JOB: The entries below are to be written out again without alteration.

EXERCISE INPUT:
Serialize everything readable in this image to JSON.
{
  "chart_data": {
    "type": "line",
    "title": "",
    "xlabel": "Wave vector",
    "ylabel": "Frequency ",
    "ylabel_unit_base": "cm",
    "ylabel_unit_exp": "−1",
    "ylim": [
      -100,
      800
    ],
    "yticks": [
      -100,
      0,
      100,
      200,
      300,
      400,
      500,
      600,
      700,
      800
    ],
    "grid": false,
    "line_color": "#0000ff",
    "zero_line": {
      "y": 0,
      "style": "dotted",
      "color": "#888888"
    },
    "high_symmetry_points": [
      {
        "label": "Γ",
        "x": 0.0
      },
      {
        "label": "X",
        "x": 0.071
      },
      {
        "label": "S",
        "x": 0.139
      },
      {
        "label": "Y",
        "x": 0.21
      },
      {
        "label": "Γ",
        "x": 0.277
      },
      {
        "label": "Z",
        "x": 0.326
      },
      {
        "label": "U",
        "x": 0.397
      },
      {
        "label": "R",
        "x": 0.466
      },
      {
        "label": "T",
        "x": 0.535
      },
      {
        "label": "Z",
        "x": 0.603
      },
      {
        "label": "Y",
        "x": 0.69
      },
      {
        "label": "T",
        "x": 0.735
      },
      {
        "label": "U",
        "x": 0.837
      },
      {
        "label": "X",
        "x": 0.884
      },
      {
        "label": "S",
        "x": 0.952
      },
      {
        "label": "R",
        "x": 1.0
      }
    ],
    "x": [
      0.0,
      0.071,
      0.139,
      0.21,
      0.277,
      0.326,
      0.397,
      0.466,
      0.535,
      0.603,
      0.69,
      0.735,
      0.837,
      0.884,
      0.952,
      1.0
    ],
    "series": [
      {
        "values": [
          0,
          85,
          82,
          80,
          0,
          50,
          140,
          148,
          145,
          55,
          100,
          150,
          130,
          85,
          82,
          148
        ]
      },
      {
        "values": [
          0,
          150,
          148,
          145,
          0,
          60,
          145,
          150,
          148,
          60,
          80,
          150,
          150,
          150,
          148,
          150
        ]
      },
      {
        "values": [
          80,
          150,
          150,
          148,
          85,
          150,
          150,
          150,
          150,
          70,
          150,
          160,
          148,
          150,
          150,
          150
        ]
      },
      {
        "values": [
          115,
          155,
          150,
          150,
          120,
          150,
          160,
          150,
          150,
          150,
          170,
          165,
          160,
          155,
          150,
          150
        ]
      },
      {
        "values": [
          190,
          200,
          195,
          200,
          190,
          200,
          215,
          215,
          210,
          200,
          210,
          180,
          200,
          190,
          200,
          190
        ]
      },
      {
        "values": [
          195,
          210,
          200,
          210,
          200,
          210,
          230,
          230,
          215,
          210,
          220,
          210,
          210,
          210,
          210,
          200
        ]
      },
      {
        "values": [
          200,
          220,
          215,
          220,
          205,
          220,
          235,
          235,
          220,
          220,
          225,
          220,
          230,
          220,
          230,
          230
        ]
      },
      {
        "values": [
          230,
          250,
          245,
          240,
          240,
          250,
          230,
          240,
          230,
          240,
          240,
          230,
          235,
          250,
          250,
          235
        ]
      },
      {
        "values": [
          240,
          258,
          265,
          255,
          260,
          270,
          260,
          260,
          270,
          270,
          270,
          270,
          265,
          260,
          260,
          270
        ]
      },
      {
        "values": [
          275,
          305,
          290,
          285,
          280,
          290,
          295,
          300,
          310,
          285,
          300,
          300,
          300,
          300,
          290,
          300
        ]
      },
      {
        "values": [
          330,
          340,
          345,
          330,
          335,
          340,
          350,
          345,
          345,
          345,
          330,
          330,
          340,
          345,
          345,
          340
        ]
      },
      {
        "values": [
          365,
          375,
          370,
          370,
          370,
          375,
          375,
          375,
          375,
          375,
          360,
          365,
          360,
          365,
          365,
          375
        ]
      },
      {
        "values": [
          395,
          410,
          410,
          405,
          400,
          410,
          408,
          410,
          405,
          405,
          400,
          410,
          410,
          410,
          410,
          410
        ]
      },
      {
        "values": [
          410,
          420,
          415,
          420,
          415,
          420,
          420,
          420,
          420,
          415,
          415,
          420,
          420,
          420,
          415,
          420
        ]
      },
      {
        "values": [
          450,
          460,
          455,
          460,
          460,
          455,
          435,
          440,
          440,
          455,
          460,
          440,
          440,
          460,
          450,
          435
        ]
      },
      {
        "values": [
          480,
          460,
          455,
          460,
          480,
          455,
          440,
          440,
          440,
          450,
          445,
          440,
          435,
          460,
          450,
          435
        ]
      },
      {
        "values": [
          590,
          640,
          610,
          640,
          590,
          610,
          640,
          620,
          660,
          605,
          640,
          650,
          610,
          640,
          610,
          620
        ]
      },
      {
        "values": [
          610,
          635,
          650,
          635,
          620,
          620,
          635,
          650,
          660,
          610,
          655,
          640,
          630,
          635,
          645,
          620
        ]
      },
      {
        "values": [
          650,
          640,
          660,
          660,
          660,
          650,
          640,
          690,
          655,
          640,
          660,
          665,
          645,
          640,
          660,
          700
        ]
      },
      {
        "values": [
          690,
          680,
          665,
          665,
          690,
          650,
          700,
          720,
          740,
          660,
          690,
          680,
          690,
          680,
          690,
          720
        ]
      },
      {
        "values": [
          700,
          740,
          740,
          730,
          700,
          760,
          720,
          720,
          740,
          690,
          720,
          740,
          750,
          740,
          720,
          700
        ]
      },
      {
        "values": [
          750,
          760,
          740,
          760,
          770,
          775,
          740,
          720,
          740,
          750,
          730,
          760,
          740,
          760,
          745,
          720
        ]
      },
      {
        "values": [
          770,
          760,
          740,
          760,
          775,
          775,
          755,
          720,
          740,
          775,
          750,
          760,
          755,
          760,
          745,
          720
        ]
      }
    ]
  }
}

CORRECT RESPONSE:
Serialize everything readable in this image to JSON.
{
  "chart_data": {
    "type": "line",
    "title": "",
    "xlabel": "Wave vector",
    "ylabel": "Frequency ",
    "ylabel_unit_base": "cm",
    "ylabel_unit_exp": "−1",
    "ylim": [
      -100,
      800
    ],
    "yticks": [
      -100,
      0,
      100,
      200,
      300,
      400,
      500,
      600,
      700,
      800
    ],
    "grid": false,
    "line_color": "#0000ff",
    "zero_line": {
      "y": 0,
      "style": "dotted",
      "color": "#888888"
    },
    "high_symmetry_points": [
      {
        "label": "Γ",
        "x": 0.0
      },
      {
        "label": "X",
        "x": 0.071
      },
      {
        "label": "S",
        "x": 0.139
      },
      {
        "label": "Y",
        "x": 0.21
      },
      {
        "label": "Γ",
        "x": 0.277
      },
      {
        "label": "Z",
        "x": 0.326
      },
      {
        "label": "U",
        "x": 0.397
      },
      {
        "label": "R",
        "x": 0.466
      },
      {
        "label": "T",
        "x": 0.535
      },
      {
        "label": "Z",
        "x": 0.603
      },
      {
        "label": "Y",
        "x": 0.69
      },
      {
        "label": "T",
        "x": 0.735
      },
      {
        "label": "U",
        "x": 0.837
      },
      {
        "label": "X",
        "x": 0.884
      },
      {
        "label": "S",
        "x": 0.952
      },
      {
        "label": "R",
        "x": 1.0
      }
    ],
    "x": [
      0.0,
      0.071,
      0.139,
      0.21,
      0.277,
      0.326,
      0.397,
      0.466,
      0.535,
      0.603,
      0.69,
      0.735,
      0.837,
      0.884,
      0.952,
      1.0
    ],
    "series": [
      {
        "values": [
          0,
          85,
          82,
          80,
          0,
          50,
          140,
          148,
          145,
          55,
          100,
          150,
          130,
          85,
          82,
          148
        ]
      },
      {
        "values": [
          0,
          150,
          148,
          145,
          0,
          60,
          145,
          150,
          148,
          60,
          80,
          150,
          150,
          150,
          148,
          150
        ]
      },
      {
        "values": [
          80,
          150,
          150,
          148,
          85,
          150,
          150,
          150,
          150,
          70,
          150,
          160,
          148,
          150,
          150,
          150
        ]
      },
      {
        "values": [
          115,
          155,
          150,
          150,
          120,
          150,
          160,
          150,
          150,
          150,
          170,
          165,
          160,
          155,
          150,
          150
        ]
      },
      {
        "values": [
          190,
          200,
          195,
          200,
          190,
          200,
          215,
          215,
          210,
          200,
          210,
          180,
          200,
          190,
          200,
          190
        ]
      },
      {
        "values": [
          195,
          210,
          200,
          210,
          200,
          210,
          230,
          230,
          215,
          210,
          220,
          210,
          210,
          210,
          210,
          200
        ]
      },
      {
        "values": [
          200,
          220,
          215,
          220,
          205,
          220,
          235,
          235,
          220,
          220,
          225,
          220,
          230,
          220,
          230,
          230
        ]
      },
      {
        "values": [
          230,
          250,
          245,
          240,
          240,
          250,
          230,
          240,
          230,
          240,
          240,
          230,
          235,
          250,
          250,
          235
        ]
      },
      {
        "values": [
          240,
          258,
          265,
          255,
          260,
          270,
          260,
          260,
          270,
          270,
          270,
          270,
          265,
          260,
          260,
          270
        ]
      },
      {
        "values": [
          275,
          305,
          290,
          285,
          280,
          290,
          295,
          300,
          310,
          285,
          300,
          300,
          300,
          300,
          290,
          300
        ]
      },
      {
        "values": [
          330,
          340,
          345,
          330,
          335,
          340,
          350,
          345,
          345,
          345,
          330,
          330,
          340,
          345,
          345,
          340
        ]
      },
      {
        "values": [
          365,
          375,
          370,
          370,
          370,
          375,
          375,
          375,
          375,
          375,
          360,
          365,
          360,
          365,
          365,
          375
        ]
      },
      {
        "values": [
          395,
          410,
          410,
          405,
          400,
          410,
          408,
          410,
          405,
          405,
          400,
          410,
          410,
          410,
          410,
          410
        ]
      },
      {
        "values": [
          410,
          420,
          415,
          420,
          415,
          420,
          420,
          420,
          420,
          415,
          415,
          420,
          420,
          420,
          415,
          420
        ]
      },
      {
        "values": [
          450,
          460,
          455,
          460,
          460,
          455,
          435,
          440,
          440,
          455,
          460,
          440,
          440,
          460,
          450,
          435
        ]
      },
      {
        "values": [
          480,
          460,
          455,
          460,
          480,
          455,
          440,
          440,
          440,
          450,
          445,
          440,
          435,
          460,
          450,
          435
        ]
      },
      {
        "values": [
          590,
          640,
          610,
          640,
          590,
          610,
          640,
          620,
          660,
          605,
          640,
          650,
          610,
          640,
          610,
          620
        ]
      },
      {
        "values": [
          610,
          635,
          650,
          635,
          620,
          620,
          635,
          650,
          660,
          610,
          655,
          640,
          630,
          635,
          645,
          620
        ]
      },
      {
        "values": [
          650,
          640,
          660,
          660,
          660,
          650,
          640,
          690,
          655,
          640,
          660,
          665,
          645,
          640,
          660,
          700
        ]
      },
      {
        "values": [
          690,
          680,
          665,
          665,
          690,
          650,
          700,
          720,
          740,
          660,
          690,
          680,
          690,
          680,
          690,
          720
        ]
      },
      {
        "values": [
          700,
          740,
          740,
          730,
          700,
          760,
          720,
          720,
          740,
          690,
          720,
          740,
          750,
          740,
          720,
          700
        ]
      },
      {
        "values": [
          750,
          760,
          740,
          760,
          770,
          775,
          740,
          720,
          740,
          750,
          730,
          760,
          740,
          760,
          745,
          720
        ]
      },
      {
        "values": [
          770,
          760,
          740,
          760,
          775,
          775,
          755,
          720,
          740,
          775,
          750,
          760,
          755,
          760,
          745,
          720
        ]
      }
    ]
  }
}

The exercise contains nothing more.